* Supplied records
========
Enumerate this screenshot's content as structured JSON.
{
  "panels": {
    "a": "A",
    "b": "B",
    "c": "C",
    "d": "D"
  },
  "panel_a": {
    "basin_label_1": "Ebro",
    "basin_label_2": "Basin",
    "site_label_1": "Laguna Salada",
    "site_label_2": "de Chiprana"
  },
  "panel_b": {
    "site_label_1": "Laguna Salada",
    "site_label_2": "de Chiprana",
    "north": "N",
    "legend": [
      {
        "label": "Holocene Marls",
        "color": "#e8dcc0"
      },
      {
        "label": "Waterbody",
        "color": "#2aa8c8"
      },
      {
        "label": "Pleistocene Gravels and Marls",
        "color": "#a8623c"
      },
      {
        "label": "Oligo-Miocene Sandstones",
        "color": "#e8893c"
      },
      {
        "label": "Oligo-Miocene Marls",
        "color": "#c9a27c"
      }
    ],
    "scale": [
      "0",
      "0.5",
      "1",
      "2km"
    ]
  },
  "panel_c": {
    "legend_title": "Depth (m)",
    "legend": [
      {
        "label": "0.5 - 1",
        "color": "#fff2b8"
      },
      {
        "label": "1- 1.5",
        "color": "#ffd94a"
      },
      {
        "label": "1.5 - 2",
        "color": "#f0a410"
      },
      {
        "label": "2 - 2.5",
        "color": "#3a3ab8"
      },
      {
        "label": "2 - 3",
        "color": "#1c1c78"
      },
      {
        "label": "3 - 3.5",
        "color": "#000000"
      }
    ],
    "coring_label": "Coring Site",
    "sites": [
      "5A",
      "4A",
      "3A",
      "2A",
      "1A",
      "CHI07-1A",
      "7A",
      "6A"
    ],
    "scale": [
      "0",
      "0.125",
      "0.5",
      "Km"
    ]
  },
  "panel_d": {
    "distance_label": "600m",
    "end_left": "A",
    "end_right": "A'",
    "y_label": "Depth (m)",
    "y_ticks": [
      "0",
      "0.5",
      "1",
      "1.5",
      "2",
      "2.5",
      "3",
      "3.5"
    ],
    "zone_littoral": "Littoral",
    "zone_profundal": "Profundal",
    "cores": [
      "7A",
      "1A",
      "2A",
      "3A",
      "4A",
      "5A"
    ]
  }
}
========
Print the complete listing again, exactly as it stands.

* Expected output
Enumerate this screenshot's content as structured JSON.
{
  "panels": {
    "a": "A",
    "b": "B",
    "c": "C",
    "d": "D"
  },
  "panel_a": {
    "basin_label_1": "Ebro",
    "basin_label_2": "Basin",
    "site_label_1": "Laguna Salada",
    "site_label_2": "de Chiprana"
  },
  "panel_b": {
    "site_label_1": "Laguna Salada",
    "site_label_2": "de Chiprana",
    "north": "N",
    "legend": [
      {
        "label": "Holocene Marls",
        "color": "#e8dcc0"
      },
      {
        "label": "Waterbody",
        "color": "#2aa8c8"
      },
      {
        "label": "Pleistocene Gravels and Marls",
        "color": "#a8623c"
      },
      {
        "label": "Oligo-Miocene Sandstones",
        "color": "#e8893c"
      },
      {
        "label": "Oligo-Miocene Marls",
        "color": "#c9a27c"
      }
    ],
    "scale": [
      "0",
      "0.5",
      "1",
      "2km"
    ]
  },
  "panel_c": {
    "legend_title": "Depth (m)",
    "legend": [
      {
        "label": "0.5 - 1",
        "color": "#fff2b8"
      },
      {
        "label": "1- 1.5",
        "color": "#ffd94a"
      },
      {
        "label": "1.5 - 2",
        "color": "#f0a410"
      },
      {
        "label": "2 - 2.5",
        "color": "#3a3ab8"
      },
      {
        "label": "2 - 3",
        "color": "#1c1c78"
      },
      {
        "label": "3 - 3.5",
        "color": "#000000"
      }
    ],
    "coring_label": "Coring Site",
    "sites": [
      "5A",
      "4A",
      "3A",
      "2A",
      "1A",
      "CHI07-1A",
      "7A",
      "6A"
    ],
    "scale": [
      "0",
      "0.125",
      "0.5",
      "Km"
    ]
  },
  "panel_d": {
    "distance_label": "600m",
    "end_left": "A",
    "end_right": "A'",
    "y_label": "Depth (m)",
    "y_ticks": [
      "0",
      "0.5",
      "1",
      "1.5",
      "2",
      "2.5",
      "3",
      "3.5"
    ],
    "zone_littoral": "Littoral",
    "zone_profundal": "Profundal",
    "cores": [
      "7A",
      "1A",
      "2A",
      "3A",
      "4A",
      "5A"
    ]
  }
}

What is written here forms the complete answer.